**Task to carry out**.
Where a line holds the string "this", return that line.

[Figure dataset records]
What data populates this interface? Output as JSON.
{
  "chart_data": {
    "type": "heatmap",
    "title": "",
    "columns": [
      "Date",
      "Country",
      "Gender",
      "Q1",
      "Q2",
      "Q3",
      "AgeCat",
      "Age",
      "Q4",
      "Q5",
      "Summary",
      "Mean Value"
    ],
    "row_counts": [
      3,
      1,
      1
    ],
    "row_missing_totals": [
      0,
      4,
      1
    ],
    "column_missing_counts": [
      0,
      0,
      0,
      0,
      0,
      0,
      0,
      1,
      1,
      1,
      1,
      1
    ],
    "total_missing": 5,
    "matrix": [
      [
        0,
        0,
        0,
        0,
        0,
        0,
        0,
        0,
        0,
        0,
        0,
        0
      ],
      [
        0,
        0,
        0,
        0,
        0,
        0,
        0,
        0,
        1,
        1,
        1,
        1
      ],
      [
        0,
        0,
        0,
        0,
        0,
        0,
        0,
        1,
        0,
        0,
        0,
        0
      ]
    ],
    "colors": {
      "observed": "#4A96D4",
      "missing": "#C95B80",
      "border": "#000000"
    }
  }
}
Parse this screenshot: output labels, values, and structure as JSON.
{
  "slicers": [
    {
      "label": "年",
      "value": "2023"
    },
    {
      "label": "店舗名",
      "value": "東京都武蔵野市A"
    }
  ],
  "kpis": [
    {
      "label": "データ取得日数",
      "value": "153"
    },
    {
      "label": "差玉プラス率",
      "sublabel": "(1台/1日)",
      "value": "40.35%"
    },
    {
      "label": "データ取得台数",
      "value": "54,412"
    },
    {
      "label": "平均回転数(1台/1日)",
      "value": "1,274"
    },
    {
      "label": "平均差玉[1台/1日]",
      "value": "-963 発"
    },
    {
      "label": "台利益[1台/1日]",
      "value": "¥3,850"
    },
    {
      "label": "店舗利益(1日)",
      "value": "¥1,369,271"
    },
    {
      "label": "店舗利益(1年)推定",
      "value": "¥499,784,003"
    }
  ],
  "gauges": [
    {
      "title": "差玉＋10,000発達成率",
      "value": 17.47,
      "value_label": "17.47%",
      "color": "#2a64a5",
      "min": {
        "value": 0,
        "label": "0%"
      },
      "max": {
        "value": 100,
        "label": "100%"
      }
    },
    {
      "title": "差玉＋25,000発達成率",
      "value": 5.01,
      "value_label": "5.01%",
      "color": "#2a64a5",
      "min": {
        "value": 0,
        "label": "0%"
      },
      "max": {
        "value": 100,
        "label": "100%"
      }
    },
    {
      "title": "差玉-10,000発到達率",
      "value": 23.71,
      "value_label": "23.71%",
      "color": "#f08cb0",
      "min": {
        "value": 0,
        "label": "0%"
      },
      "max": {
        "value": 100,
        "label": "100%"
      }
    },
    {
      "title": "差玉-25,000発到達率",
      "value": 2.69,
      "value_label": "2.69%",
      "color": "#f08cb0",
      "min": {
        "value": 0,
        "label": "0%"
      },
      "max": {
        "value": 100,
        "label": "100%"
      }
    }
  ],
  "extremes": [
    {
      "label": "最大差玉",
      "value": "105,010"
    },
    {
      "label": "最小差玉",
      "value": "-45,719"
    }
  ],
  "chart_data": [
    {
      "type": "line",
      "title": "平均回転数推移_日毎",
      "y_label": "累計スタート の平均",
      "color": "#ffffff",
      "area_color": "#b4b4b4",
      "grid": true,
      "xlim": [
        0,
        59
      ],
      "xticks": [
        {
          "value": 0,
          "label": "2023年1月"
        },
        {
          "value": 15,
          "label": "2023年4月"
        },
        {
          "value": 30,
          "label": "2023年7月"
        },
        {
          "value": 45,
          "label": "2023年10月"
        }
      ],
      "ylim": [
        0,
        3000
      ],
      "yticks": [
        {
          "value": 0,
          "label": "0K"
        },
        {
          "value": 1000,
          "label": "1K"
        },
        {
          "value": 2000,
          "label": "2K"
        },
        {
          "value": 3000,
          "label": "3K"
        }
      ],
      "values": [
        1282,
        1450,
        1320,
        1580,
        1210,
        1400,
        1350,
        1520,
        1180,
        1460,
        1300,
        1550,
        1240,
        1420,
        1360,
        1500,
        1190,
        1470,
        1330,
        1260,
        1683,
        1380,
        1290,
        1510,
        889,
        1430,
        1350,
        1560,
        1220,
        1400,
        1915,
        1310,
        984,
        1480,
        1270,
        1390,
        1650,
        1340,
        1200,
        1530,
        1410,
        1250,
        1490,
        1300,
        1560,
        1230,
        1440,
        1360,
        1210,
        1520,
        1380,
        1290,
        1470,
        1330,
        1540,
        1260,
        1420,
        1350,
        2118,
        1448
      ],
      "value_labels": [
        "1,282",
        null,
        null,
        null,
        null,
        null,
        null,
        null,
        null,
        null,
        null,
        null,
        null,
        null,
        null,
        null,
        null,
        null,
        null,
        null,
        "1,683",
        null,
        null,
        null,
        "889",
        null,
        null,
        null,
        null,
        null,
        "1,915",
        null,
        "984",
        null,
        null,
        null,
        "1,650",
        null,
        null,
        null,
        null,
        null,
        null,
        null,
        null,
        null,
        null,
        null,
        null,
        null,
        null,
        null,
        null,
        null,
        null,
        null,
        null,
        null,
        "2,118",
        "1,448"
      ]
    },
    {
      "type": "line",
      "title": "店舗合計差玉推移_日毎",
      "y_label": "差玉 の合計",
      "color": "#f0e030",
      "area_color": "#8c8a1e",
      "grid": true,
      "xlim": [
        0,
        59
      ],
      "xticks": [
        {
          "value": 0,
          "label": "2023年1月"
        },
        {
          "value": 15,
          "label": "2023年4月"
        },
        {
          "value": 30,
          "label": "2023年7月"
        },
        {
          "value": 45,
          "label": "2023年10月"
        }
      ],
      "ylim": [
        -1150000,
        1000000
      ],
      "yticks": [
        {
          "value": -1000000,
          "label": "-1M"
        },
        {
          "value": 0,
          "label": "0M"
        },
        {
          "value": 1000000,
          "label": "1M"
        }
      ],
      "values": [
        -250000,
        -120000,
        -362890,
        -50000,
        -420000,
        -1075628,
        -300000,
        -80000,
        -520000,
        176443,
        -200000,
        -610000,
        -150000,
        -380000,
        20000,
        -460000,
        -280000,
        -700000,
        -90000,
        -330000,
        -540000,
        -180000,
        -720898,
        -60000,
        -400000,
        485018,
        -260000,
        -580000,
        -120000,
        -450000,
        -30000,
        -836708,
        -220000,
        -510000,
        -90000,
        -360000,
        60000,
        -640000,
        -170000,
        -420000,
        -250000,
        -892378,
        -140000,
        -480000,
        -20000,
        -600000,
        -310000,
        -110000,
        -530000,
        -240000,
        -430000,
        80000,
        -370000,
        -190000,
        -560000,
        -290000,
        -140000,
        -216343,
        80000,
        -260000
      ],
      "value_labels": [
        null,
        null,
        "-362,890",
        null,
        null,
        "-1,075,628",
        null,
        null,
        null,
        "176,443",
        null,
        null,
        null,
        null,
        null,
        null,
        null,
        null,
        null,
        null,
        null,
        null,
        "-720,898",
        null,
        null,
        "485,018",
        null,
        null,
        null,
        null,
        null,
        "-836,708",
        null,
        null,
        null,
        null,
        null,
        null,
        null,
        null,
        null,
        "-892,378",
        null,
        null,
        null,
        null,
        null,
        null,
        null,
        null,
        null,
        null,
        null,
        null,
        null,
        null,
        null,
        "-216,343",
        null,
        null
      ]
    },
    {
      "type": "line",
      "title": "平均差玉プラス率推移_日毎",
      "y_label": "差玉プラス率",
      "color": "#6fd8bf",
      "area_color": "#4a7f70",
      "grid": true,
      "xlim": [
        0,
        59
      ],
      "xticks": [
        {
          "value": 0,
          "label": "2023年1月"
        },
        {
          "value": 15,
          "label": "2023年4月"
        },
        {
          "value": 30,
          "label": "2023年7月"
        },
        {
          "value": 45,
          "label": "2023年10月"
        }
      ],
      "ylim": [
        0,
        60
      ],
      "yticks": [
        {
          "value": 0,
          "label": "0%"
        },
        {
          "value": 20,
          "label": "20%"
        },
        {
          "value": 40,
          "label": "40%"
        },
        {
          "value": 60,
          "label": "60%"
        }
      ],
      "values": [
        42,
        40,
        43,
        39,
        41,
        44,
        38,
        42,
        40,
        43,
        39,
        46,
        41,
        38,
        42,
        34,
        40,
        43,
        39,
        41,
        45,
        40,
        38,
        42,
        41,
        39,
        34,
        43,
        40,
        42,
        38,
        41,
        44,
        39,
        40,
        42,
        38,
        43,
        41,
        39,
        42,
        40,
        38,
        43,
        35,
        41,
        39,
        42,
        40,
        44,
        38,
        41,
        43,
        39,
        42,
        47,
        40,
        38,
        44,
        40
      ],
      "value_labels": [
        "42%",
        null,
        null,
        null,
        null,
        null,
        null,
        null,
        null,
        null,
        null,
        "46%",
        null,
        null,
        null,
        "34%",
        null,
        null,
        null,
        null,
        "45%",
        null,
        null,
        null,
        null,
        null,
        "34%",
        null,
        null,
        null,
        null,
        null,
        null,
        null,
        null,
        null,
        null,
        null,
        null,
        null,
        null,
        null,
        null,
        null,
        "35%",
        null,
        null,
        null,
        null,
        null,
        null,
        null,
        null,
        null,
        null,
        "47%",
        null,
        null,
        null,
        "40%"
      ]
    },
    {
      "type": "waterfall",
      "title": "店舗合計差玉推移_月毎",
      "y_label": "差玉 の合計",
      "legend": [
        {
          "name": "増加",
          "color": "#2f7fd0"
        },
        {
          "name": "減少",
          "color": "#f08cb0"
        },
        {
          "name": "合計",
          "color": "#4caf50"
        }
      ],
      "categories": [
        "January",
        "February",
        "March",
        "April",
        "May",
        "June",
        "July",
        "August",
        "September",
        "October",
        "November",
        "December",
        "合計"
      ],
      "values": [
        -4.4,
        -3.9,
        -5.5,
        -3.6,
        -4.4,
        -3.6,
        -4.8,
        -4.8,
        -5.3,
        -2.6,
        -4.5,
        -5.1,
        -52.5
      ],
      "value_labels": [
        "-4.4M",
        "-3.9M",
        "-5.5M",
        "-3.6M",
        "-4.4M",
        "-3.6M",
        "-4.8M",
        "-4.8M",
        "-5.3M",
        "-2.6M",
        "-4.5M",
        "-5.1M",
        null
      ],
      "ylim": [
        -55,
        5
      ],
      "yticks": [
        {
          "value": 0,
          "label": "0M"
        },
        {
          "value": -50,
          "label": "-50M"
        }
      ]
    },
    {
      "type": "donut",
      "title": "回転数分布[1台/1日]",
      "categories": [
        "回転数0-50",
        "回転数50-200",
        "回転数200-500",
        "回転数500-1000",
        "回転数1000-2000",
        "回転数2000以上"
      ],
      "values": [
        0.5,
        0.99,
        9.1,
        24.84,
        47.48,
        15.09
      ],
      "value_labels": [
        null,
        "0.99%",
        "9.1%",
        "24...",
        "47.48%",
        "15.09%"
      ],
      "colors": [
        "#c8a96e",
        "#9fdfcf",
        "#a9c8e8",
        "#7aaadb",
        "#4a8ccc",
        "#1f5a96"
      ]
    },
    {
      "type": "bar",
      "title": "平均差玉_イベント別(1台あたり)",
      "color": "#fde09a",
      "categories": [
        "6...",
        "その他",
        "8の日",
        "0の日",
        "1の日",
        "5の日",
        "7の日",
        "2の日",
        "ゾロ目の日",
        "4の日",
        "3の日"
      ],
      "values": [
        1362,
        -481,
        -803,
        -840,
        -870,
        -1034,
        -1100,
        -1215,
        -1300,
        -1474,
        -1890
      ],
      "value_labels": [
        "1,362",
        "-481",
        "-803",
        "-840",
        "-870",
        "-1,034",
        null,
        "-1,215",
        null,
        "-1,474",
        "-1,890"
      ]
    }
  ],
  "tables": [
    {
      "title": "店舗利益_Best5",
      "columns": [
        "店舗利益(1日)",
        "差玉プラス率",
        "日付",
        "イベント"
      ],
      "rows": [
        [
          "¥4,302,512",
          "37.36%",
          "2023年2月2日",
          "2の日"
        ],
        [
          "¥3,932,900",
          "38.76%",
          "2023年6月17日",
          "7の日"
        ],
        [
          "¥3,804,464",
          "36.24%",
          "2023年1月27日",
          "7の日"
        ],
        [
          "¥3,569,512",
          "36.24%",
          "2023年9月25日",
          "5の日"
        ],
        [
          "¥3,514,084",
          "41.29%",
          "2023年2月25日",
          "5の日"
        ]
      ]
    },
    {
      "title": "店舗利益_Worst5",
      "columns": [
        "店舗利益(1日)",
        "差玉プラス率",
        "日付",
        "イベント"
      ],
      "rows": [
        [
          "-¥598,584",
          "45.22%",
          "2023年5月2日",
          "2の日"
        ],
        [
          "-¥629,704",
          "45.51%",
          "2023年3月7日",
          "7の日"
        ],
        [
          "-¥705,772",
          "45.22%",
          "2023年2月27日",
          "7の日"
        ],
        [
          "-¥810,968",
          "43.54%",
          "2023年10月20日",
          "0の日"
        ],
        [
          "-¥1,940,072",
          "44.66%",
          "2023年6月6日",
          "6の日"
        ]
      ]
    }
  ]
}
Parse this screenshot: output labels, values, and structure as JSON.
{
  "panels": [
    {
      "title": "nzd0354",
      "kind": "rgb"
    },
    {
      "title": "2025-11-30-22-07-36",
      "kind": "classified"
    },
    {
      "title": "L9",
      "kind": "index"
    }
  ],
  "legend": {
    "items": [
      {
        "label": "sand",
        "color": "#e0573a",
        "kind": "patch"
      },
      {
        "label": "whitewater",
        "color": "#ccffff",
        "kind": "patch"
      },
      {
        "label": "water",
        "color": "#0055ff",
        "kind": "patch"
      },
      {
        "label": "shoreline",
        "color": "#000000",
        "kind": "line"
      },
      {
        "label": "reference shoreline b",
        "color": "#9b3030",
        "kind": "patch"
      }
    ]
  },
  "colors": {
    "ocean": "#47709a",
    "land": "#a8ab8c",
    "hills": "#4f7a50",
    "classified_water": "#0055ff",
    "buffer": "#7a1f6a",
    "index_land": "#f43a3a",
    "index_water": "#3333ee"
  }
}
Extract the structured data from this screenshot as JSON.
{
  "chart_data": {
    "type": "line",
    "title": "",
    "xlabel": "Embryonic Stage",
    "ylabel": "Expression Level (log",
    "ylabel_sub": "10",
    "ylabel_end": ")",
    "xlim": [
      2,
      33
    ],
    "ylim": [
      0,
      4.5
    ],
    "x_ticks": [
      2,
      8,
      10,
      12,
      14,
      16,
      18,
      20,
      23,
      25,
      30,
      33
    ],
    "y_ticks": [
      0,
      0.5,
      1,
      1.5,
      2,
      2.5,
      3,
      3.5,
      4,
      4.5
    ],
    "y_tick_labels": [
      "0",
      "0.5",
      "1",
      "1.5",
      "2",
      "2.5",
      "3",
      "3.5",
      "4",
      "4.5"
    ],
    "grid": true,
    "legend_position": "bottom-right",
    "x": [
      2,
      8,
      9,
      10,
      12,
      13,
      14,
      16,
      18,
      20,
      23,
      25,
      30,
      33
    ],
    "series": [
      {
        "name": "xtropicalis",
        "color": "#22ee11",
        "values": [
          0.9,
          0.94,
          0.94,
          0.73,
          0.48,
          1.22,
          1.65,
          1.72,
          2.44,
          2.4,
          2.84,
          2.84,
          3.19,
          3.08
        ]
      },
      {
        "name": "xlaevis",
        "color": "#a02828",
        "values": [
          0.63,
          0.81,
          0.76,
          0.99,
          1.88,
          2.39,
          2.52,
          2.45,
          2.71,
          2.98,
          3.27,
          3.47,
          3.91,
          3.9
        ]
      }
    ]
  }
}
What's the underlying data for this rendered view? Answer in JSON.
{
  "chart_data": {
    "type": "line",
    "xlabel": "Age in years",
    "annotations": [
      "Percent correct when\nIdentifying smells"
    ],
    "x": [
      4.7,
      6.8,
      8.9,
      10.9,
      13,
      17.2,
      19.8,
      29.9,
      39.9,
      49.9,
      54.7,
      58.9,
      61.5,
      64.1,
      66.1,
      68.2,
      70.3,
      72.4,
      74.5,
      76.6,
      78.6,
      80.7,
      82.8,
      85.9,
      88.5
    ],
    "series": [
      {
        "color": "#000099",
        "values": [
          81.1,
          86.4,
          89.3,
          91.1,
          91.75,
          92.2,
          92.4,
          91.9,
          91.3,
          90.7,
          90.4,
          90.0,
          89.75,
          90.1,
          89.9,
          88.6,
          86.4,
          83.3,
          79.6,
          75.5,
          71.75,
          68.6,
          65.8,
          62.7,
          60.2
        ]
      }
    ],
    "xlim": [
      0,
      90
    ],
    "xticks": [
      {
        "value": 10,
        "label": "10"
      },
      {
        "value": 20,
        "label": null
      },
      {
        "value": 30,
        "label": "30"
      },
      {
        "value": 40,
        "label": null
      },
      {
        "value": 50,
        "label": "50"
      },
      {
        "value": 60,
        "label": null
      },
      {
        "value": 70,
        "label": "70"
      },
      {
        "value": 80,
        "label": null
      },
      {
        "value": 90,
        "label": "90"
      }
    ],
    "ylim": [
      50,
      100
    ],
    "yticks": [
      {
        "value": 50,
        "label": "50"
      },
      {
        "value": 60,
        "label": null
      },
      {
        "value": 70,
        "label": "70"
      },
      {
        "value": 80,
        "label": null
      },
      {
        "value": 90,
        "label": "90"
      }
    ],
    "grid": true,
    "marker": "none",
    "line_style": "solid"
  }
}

**The result**.
What data populates this interface? Output as JSON.
Parse this screenshot: output labels, values, and structure as JSON.
Parse this screenshot: output labels, values, and structure as JSON.
Extract the structured data from this screenshot as JSON.
What's the underlying data for this rendered view? Answer in JSON.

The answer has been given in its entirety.